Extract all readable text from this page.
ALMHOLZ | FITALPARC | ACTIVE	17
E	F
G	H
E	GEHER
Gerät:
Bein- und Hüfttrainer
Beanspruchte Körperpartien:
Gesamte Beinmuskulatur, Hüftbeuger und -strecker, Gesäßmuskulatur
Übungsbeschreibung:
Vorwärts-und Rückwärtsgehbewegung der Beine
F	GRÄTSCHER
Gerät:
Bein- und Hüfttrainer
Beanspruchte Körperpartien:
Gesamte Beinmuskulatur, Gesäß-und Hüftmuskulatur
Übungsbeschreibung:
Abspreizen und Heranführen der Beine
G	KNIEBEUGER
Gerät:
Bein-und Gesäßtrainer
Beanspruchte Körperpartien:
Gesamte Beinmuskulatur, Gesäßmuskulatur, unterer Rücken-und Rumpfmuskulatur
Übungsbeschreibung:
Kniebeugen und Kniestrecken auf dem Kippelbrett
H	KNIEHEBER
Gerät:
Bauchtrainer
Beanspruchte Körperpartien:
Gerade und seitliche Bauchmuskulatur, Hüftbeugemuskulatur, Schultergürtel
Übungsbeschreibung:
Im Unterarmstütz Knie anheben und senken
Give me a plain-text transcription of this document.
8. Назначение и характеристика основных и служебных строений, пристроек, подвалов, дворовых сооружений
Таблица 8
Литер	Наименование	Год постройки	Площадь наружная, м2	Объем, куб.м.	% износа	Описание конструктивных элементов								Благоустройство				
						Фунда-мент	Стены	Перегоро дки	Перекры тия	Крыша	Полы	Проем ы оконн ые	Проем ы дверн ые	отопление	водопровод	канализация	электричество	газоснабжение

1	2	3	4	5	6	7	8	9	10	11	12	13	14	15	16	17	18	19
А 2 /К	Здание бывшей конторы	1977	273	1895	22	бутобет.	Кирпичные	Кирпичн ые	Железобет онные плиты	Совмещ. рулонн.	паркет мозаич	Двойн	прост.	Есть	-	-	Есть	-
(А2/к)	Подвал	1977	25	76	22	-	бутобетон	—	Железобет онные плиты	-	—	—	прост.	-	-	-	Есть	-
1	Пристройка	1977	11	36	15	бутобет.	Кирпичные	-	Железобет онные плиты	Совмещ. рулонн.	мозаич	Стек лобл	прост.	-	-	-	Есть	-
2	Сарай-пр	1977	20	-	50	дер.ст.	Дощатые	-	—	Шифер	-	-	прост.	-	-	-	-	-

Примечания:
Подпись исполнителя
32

- _Work instructions_
Collect the lines that hold "Gesäßmuskulatur".

- _Problem solution_
Gesamte Beinmuskulatur, Hüftbeuger und -strecker, Gesäßmuskulatur
Gesamte Beinmuskulatur, Gesäßmuskulatur, unterer Rücken-und Rumpfmuskulatur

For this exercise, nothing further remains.